## STORED ROWS
● ● ●
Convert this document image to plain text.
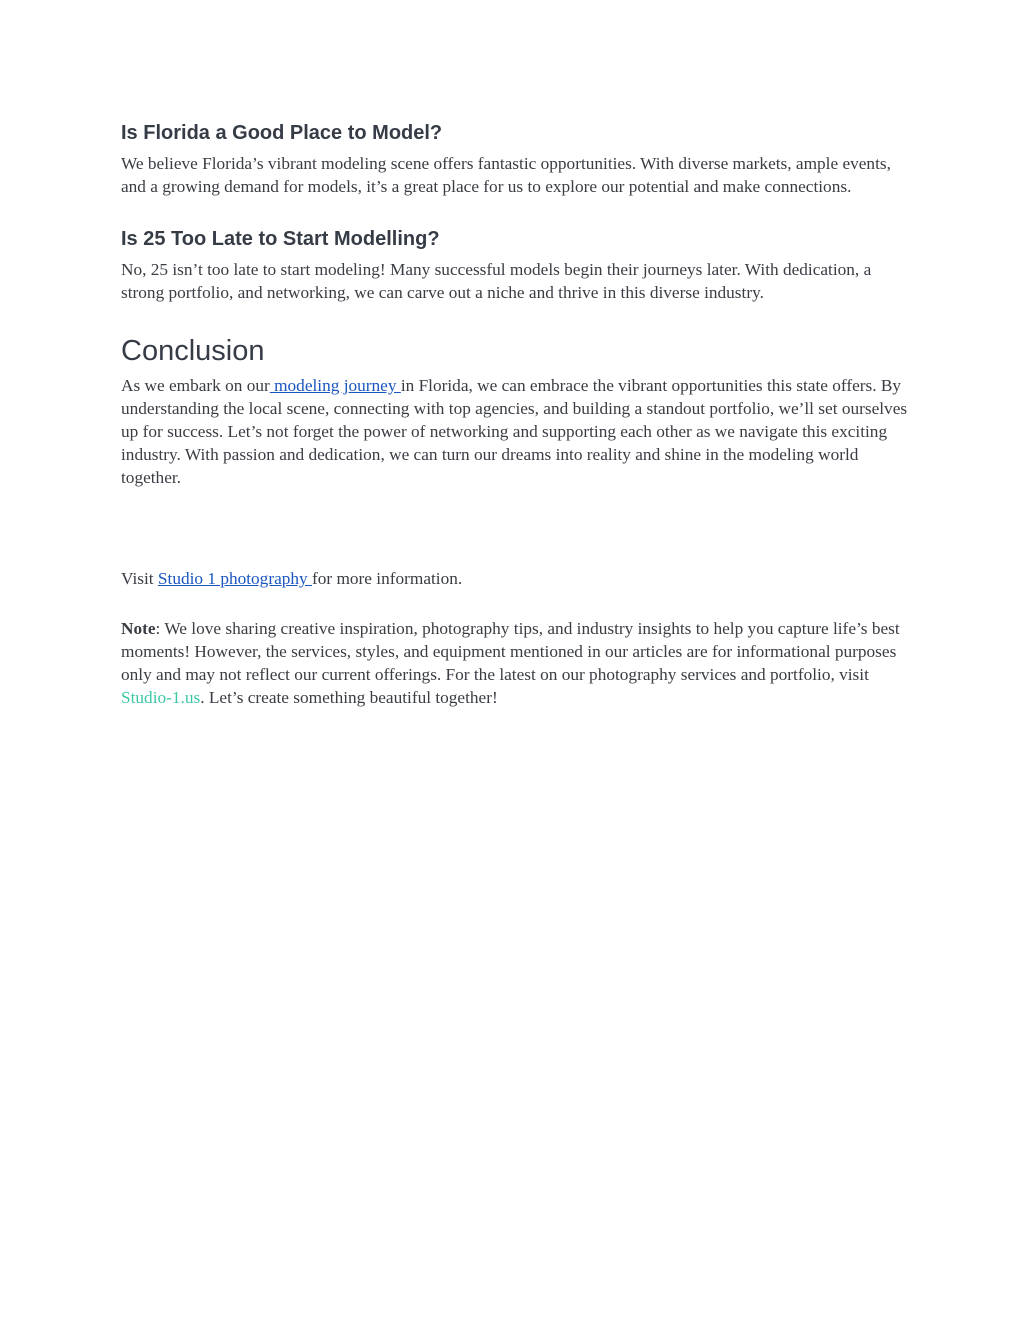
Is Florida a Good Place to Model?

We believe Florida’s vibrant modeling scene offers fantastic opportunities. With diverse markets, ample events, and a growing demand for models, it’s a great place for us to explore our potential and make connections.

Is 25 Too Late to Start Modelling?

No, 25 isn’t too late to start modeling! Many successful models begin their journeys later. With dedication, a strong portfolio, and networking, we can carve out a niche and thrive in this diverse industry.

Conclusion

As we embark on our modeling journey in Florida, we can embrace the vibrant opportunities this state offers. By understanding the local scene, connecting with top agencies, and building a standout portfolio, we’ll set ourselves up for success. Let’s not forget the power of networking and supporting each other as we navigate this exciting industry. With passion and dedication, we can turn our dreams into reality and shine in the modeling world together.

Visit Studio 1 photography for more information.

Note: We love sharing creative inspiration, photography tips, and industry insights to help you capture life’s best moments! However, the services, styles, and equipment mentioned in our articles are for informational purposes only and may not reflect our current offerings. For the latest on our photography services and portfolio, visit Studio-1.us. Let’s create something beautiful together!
● ● ●
## EXERCISE DESCRIPTION
Pull out and copy each line containing the string "networking".

## RESPONSE FOR THIS EXERCISE
No, 25 isn’t too late to start modeling! Many successful models begin their journeys later. With dedication, a strong portfolio, and networking, we can carve out a niche and thrive in this diverse industry.
As we embark on our modeling journey in Florida, we can embrace the vibrant opportunities this state offers. By understanding the local scene, connecting with top agencies, and building a standout portfolio, we’ll set ourselves up for success. Let’s not forget the power of networking and supporting each other as we navigate this exciting industry. With passion and dedication, we can turn our dreams into reality and shine in the modeling world together.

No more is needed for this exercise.